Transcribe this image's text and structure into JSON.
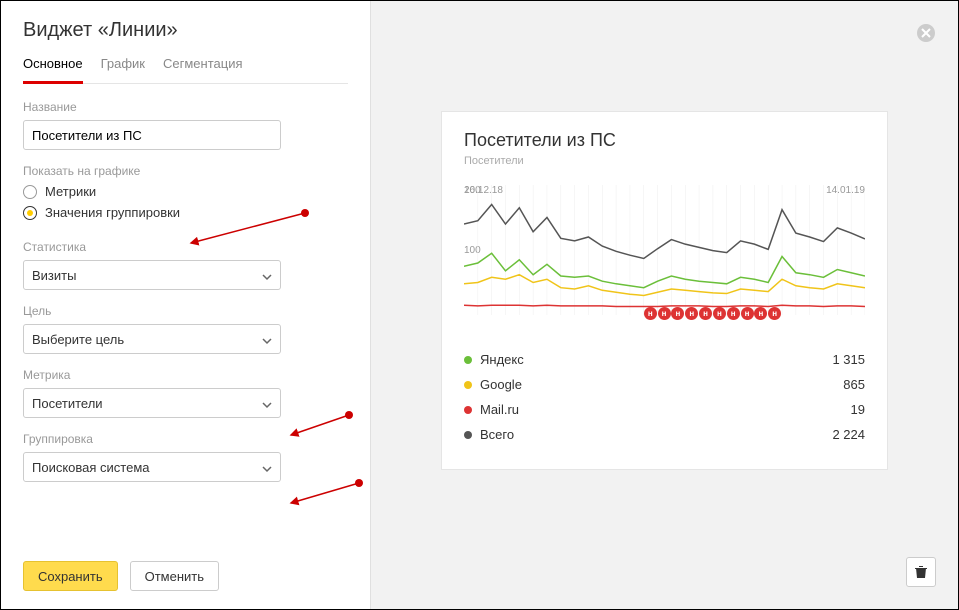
{
  "dialog": {
    "title": "Виджет «Линии»",
    "tabs": [
      "Основное",
      "График",
      "Сегментация"
    ],
    "active_tab": 0,
    "name_label": "Название",
    "name_value": "Посетители из ПС",
    "show_on_chart_label": "Показать на графике",
    "radio_metrics": "Метрики",
    "radio_group_values": "Значения группировки",
    "radio_selected": "group_values",
    "stat_label": "Статистика",
    "stat_value": "Визиты",
    "goal_label": "Цель",
    "goal_value": "Выберите цель",
    "metric_label": "Метрика",
    "metric_value": "Посетители",
    "grouping_label": "Группировка",
    "grouping_value": "Поисковая система",
    "save_label": "Сохранить",
    "cancel_label": "Отменить"
  },
  "preview": {
    "title": "Посетители из ПС",
    "subtitle": "Посетители",
    "x_start": "16.12.18",
    "x_end": "14.01.19",
    "y_ticks": [
      "200",
      "100"
    ],
    "legend": [
      {
        "name": "Яндекс",
        "value": "1 315",
        "color": "#6bbf3a"
      },
      {
        "name": "Google",
        "value": "865",
        "color": "#f0c419"
      },
      {
        "name": "Mail.ru",
        "value": "19",
        "color": "#d33"
      },
      {
        "name": "Всего",
        "value": "2 224",
        "color": "#555"
      }
    ]
  },
  "chart_data": {
    "type": "line",
    "xlabel": "",
    "ylabel": "",
    "ylim": [
      0,
      200
    ],
    "x_start": "16.12.18",
    "x_end": "14.01.19",
    "series": [
      {
        "name": "Яндекс",
        "color": "#6bbf3a",
        "values": [
          75,
          80,
          95,
          68,
          85,
          62,
          78,
          60,
          58,
          60,
          52,
          48,
          45,
          42,
          52,
          60,
          55,
          52,
          50,
          48,
          58,
          55,
          50,
          90,
          65,
          62,
          58,
          70,
          65,
          60
        ]
      },
      {
        "name": "Google",
        "color": "#f0c419",
        "values": [
          48,
          50,
          58,
          55,
          62,
          50,
          55,
          42,
          40,
          45,
          38,
          35,
          32,
          30,
          35,
          40,
          38,
          36,
          34,
          33,
          40,
          38,
          36,
          55,
          45,
          42,
          40,
          48,
          45,
          42
        ]
      },
      {
        "name": "Mail.ru",
        "color": "#d33",
        "values": [
          15,
          14,
          15,
          15,
          15,
          14,
          15,
          14,
          14,
          14,
          14,
          13,
          13,
          13,
          13,
          14,
          14,
          14,
          13,
          13,
          14,
          14,
          13,
          15,
          14,
          14,
          13,
          14,
          14,
          13
        ]
      },
      {
        "name": "Всего",
        "color": "#555",
        "values": [
          140,
          145,
          170,
          140,
          165,
          128,
          150,
          118,
          114,
          120,
          106,
          98,
          92,
          87,
          102,
          116,
          109,
          104,
          99,
          96,
          114,
          109,
          101,
          162,
          126,
          120,
          113,
          134,
          126,
          117
        ]
      }
    ]
  }
}
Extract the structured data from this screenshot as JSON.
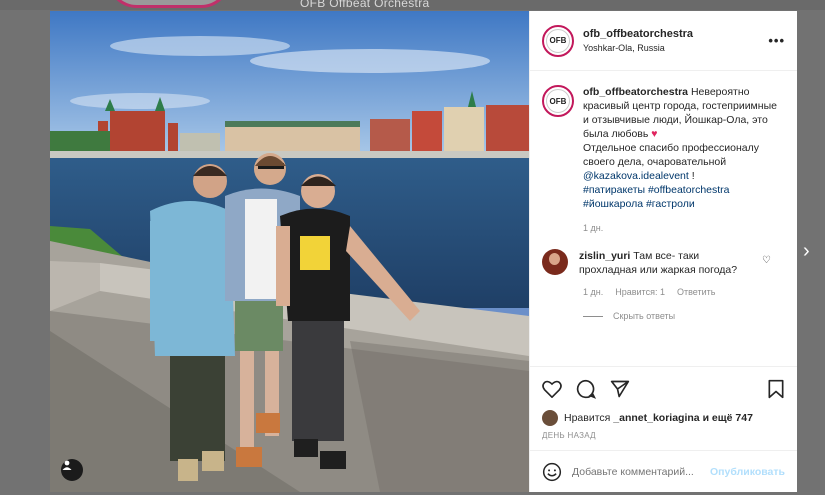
{
  "background": {
    "account_title": "OFB Offbeat Orchestra"
  },
  "post": {
    "avatar_text": "OFB",
    "username": "ofb_offbeatorchestra",
    "location": "Yoshkar-Ola, Russia",
    "more_icon": "ellipsis-icon",
    "caption": {
      "text_part1": "Невероятно красивый центр города, гостеприимные и отзывчивые люди, Йошкар-Ола, это была любовь",
      "text_part2": "Отдельное спасибо профессионалу своего дела, очаровательной",
      "mention": "@kazakova.idealevent",
      "exclaim": "!",
      "hashtags": [
        "#патиракеты",
        "#offbeatorchestra",
        "#йошкарола",
        "#гастроли"
      ],
      "time": "1 дн."
    },
    "comment": {
      "username": "zislin_yuri",
      "text": "Там все- таки прохладная или жаркая погода?",
      "time": "1 дн.",
      "likes": "Нравится: 1",
      "reply": "Ответить",
      "hide_replies": "Скрыть ответы"
    },
    "likes": {
      "prefix": "Нравится",
      "user": "_annet_koriagina",
      "suffix": "и ещё 747"
    },
    "date": "ДЕНЬ НАЗАД",
    "comment_input": {
      "placeholder": "Добавьте комментарий...",
      "submit": "Опубликовать"
    },
    "colors": {
      "accent": "#0095f6",
      "heart": "#e0245e",
      "ring": "#c2185b"
    }
  }
}
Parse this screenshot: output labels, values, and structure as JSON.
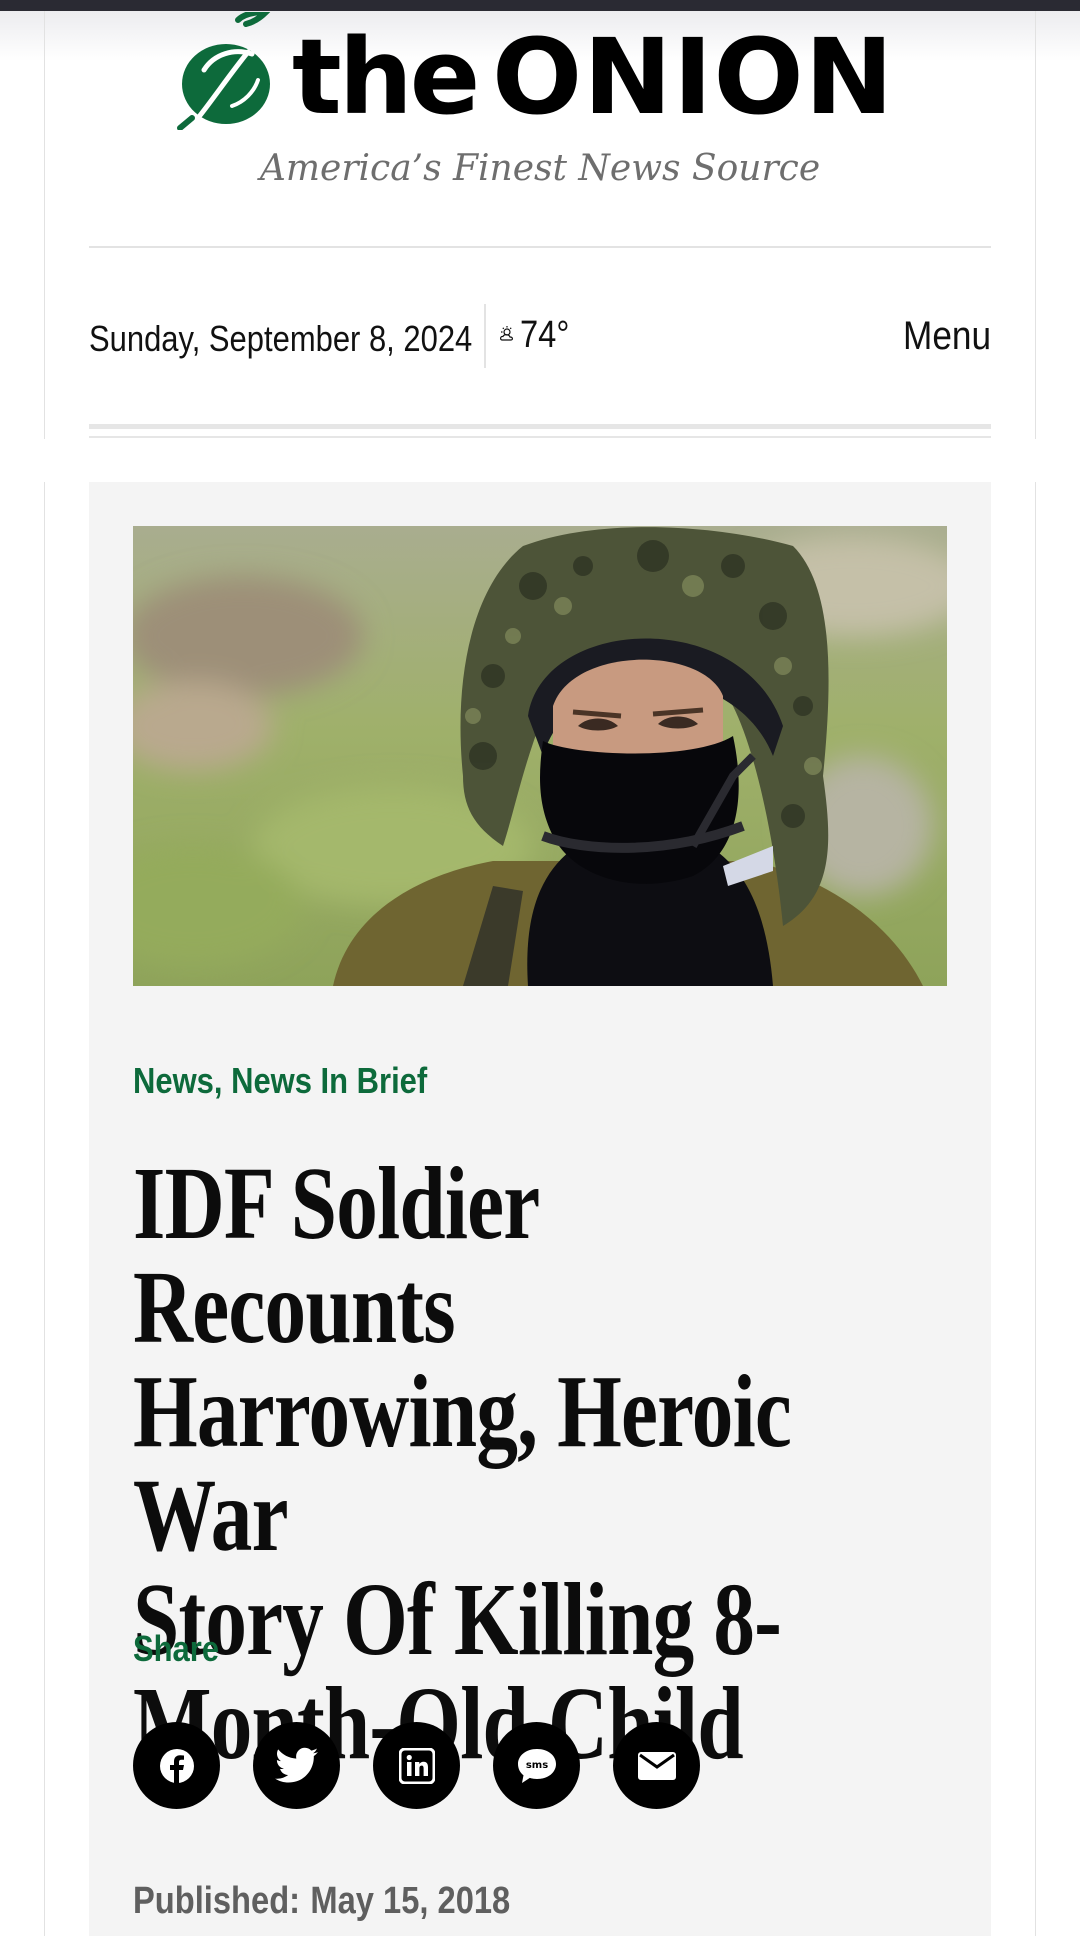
{
  "site": {
    "logo_the": "the",
    "logo_onion": "ONION",
    "tagline": "America’s Finest News Source",
    "brand_green": "#0d6a3b"
  },
  "header": {
    "date": "Sunday, September 8, 2024",
    "weather_icon": "partly-cloudy-icon",
    "temperature": "74°",
    "menu_label": "Menu"
  },
  "article": {
    "categories": "News, News In Brief",
    "headline_lines": [
      "IDF Soldier Recounts",
      "Harrowing, Heroic War",
      "Story Of Killing 8-",
      "Month-Old Child"
    ],
    "share_label": "Share",
    "share_buttons": [
      {
        "icon": "facebook-icon"
      },
      {
        "icon": "twitter-icon"
      },
      {
        "icon": "linkedin-icon"
      },
      {
        "icon": "sms-icon",
        "text": "sms"
      },
      {
        "icon": "email-icon"
      }
    ],
    "published_label": "Published:",
    "published_date": "May 15, 2018"
  }
}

◆ **THE TASK**
Reproduce the records above exactly, leaving out every picture they contain.

◆ **COMPLETED TASK**
Transcribe this image's text and structure into JSON.
{
  "dialog": {
    "title": "Виджет «Линии»",
    "tabs": [
      "Основное",
      "График",
      "Сегментация"
    ],
    "active_tab": 0,
    "name_label": "Название",
    "name_value": "Посетители из ПС",
    "show_on_chart_label": "Показать на графике",
    "radio_metrics": "Метрики",
    "radio_group_values": "Значения группировки",
    "radio_selected": "group_values",
    "stat_label": "Статистика",
    "stat_value": "Визиты",
    "goal_label": "Цель",
    "goal_value": "Выберите цель",
    "metric_label": "Метрика",
    "metric_value": "Посетители",
    "grouping_label": "Группировка",
    "grouping_value": "Поисковая система",
    "save_label": "Сохранить",
    "cancel_label": "Отменить"
  },
  "preview": {
    "title": "Посетители из ПС",
    "subtitle": "Посетители",
    "x_start": "16.12.18",
    "x_end": "14.01.19",
    "y_ticks": [
      "200",
      "100"
    ],
    "legend": [
      {
        "name": "Яндекс",
        "value": "1 315",
        "color": "#6bbf3a"
      },
      {
        "name": "Google",
        "value": "865",
        "color": "#f0c419"
      },
      {
        "name": "Mail.ru",
        "value": "19",
        "color": "#d33"
      },
      {
        "name": "Всего",
        "value": "2 224",
        "color": "#555"
      }
    ]
  },
  "chart_data": {
    "type": "line",
    "xlabel": "",
    "ylabel": "",
    "ylim": [
      0,
      200
    ],
    "x_start": "16.12.18",
    "x_end": "14.01.19",
    "series": [
      {
        "name": "Яндекс",
        "color": "#6bbf3a",
        "values": [
          75,
          80,
          95,
          68,
          85,
          62,
          78,
          60,
          58,
          60,
          52,
          48,
          45,
          42,
          52,
          60,
          55,
          52,
          50,
          48,
          58,
          55,
          50,
          90,
          65,
          62,
          58,
          70,
          65,
          60
        ]
      },
      {
        "name": "Google",
        "color": "#f0c419",
        "values": [
          48,
          50,
          58,
          55,
          62,
          50,
          55,
          42,
          40,
          45,
          38,
          35,
          32,
          30,
          35,
          40,
          38,
          36,
          34,
          33,
          40,
          38,
          36,
          55,
          45,
          42,
          40,
          48,
          45,
          42
        ]
      },
      {
        "name": "Mail.ru",
        "color": "#d33",
        "values": [
          15,
          14,
          15,
          15,
          15,
          14,
          15,
          14,
          14,
          14,
          14,
          13,
          13,
          13,
          13,
          14,
          14,
          14,
          13,
          13,
          14,
          14,
          13,
          15,
          14,
          14,
          13,
          14,
          14,
          13
        ]
      },
      {
        "name": "Всего",
        "color": "#555",
        "values": [
          140,
          145,
          170,
          140,
          165,
          128,
          150,
          118,
          114,
          120,
          106,
          98,
          92,
          87,
          102,
          116,
          109,
          104,
          99,
          96,
          114,
          109,
          101,
          162,
          126,
          120,
          113,
          134,
          126,
          117
        ]
      }
    ]
  }
}
Extract the structured data from this screenshot as JSON.
{
  "background": {
    "account_title": "OFB Offbeat Orchestra"
  },
  "post": {
    "avatar_text": "OFB",
    "username": "ofb_offbeatorchestra",
    "location": "Yoshkar-Ola, Russia",
    "more_icon": "ellipsis-icon",
    "caption": {
      "text_part1": "Невероятно красивый центр города, гостеприимные и отзывчивые люди, Йошкар-Ола, это была любовь",
      "text_part2": "Отдельное спасибо профессионалу своего дела, очаровательной",
      "mention": "@kazakova.idealevent",
      "exclaim": "!",
      "hashtags": [
        "#патиракеты",
        "#offbeatorchestra",
        "#йошкарола",
        "#гастроли"
      ],
      "time": "1 дн."
    },
    "comment": {
      "username": "zislin_yuri",
      "text": "Там все- таки прохладная или жаркая погода?",
      "time": "1 дн.",
      "likes": "Нравится: 1",
      "reply": "Ответить",
      "hide_replies": "Скрыть ответы"
    },
    "likes": {
      "prefix": "Нравится",
      "user": "_annet_koriagina",
      "suffix": "и ещё 747"
    },
    "date": "ДЕНЬ НАЗАД",
    "comment_input": {
      "placeholder": "Добавьте комментарий...",
      "submit": "Опубликовать"
    },
    "colors": {
      "accent": "#0095f6",
      "heart": "#e0245e",
      "ring": "#c2185b"
    }
  }
}
Parse this screenshot: output labels, values, and structure as JSON.
{
  "site": {
    "logo_the": "the",
    "logo_onion": "ONION",
    "tagline": "America’s Finest News Source",
    "brand_green": "#0d6a3b"
  },
  "header": {
    "date": "Sunday, September 8, 2024",
    "weather_icon": "partly-cloudy-icon",
    "temperature": "74°",
    "menu_label": "Menu"
  },
  "article": {
    "categories": "News, News In Brief",
    "headline_lines": [
      "IDF Soldier Recounts",
      "Harrowing, Heroic War",
      "Story Of Killing 8-",
      "Month-Old Child"
    ],
    "share_label": "Share",
    "share_buttons": [
      {
        "icon": "facebook-icon"
      },
      {
        "icon": "twitter-icon"
      },
      {
        "icon": "linkedin-icon"
      },
      {
        "icon": "sms-icon",
        "text": "sms"
      },
      {
        "icon": "email-icon"
      }
    ],
    "published_label": "Published:",
    "published_date": "May 15, 2018"
  }
}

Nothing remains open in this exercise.